Work required
Find how many lines in the material contain "similar"; your answer should be that number alone.

Saved data entries
# # # # # # #

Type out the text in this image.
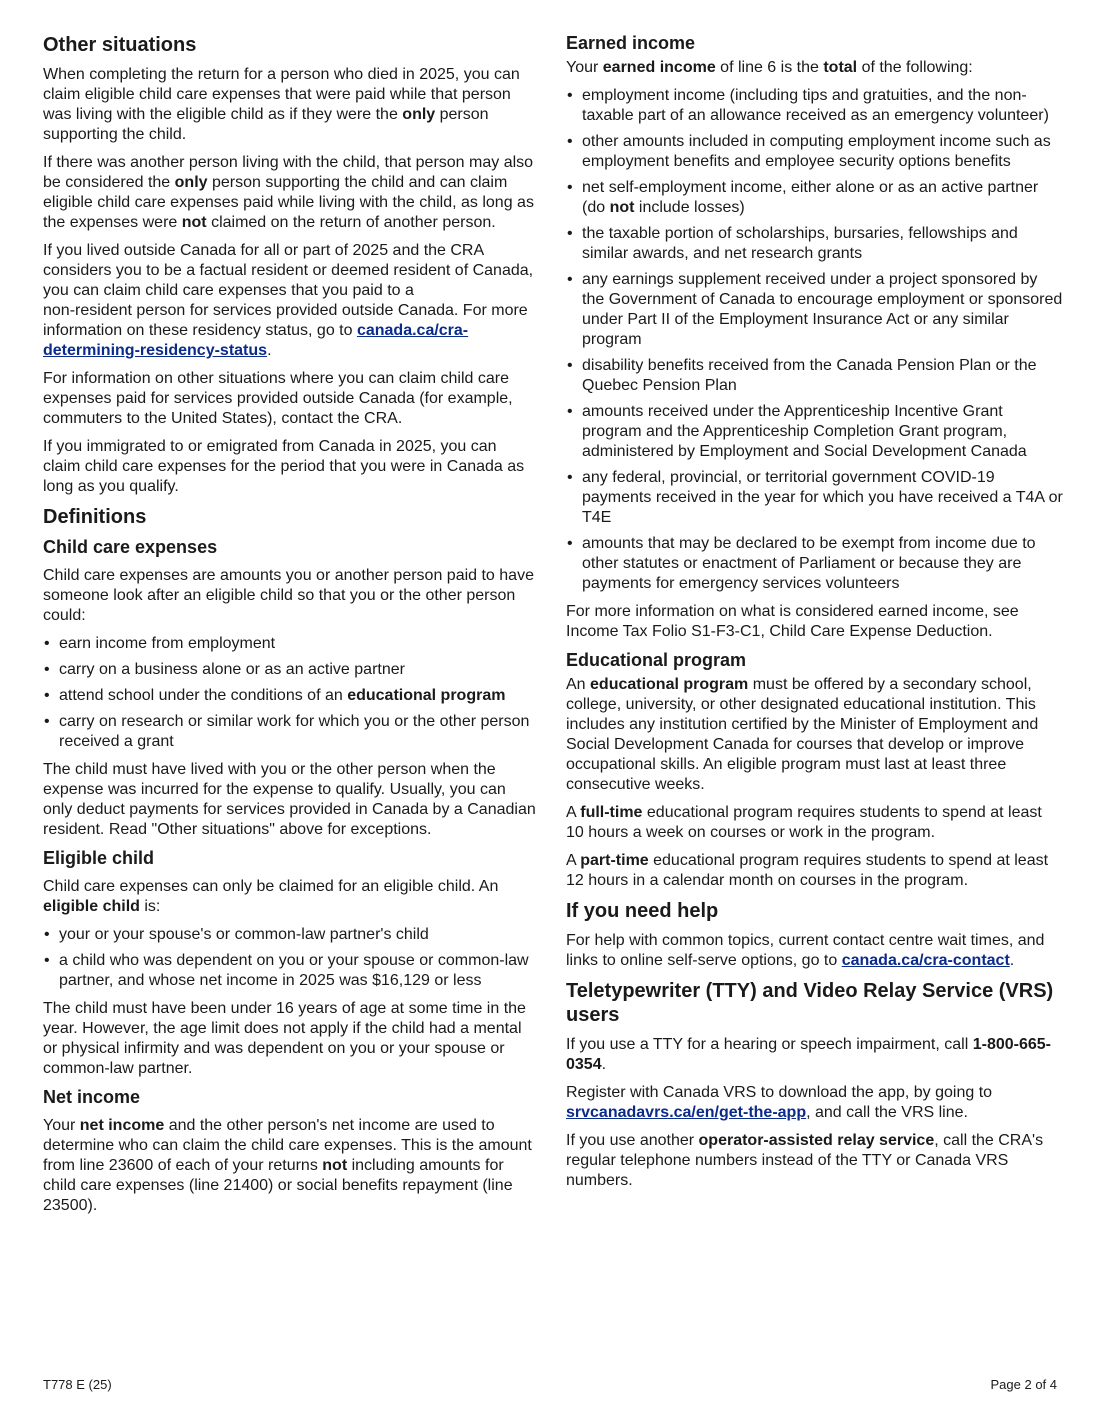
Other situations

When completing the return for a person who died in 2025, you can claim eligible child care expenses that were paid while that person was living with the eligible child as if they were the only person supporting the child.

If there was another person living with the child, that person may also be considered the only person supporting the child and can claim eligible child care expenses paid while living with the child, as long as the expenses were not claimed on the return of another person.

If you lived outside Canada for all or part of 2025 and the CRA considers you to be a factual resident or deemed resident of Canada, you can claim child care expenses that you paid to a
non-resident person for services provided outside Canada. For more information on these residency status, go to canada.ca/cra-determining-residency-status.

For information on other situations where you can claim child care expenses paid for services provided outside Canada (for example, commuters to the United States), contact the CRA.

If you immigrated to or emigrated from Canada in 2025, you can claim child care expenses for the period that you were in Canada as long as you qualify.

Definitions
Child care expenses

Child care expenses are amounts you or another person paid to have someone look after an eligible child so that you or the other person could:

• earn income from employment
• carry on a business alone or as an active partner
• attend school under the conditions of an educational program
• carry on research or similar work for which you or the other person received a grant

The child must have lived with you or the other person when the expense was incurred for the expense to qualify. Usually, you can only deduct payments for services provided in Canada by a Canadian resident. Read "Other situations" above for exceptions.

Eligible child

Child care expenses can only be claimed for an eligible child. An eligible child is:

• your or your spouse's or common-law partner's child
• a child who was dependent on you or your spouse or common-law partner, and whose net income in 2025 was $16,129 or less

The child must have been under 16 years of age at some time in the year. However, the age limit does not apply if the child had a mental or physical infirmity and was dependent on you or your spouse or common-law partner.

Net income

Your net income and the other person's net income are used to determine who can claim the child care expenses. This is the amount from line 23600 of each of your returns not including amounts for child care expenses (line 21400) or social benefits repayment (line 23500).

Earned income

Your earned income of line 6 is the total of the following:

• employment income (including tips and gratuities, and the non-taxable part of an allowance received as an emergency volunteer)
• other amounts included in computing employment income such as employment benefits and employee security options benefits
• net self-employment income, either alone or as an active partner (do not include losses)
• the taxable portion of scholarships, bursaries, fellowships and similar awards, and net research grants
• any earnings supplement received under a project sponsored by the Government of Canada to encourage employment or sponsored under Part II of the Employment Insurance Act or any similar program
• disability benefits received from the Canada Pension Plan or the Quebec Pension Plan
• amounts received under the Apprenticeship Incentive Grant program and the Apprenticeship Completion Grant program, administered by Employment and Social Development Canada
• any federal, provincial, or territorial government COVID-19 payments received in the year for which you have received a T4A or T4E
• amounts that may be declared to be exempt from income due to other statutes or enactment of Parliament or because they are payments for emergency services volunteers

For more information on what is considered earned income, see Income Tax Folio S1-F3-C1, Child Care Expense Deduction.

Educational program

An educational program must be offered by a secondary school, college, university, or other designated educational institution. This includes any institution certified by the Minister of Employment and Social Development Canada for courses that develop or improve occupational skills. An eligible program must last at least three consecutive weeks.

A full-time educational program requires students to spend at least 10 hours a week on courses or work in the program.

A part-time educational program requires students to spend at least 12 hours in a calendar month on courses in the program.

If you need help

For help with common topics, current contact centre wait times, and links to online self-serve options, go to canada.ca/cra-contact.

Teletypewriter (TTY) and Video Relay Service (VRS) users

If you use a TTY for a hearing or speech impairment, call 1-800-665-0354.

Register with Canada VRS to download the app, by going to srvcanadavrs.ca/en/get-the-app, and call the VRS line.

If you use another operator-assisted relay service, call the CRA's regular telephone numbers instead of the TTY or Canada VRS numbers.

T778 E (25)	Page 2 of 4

# # # # # # #

Worked solution
3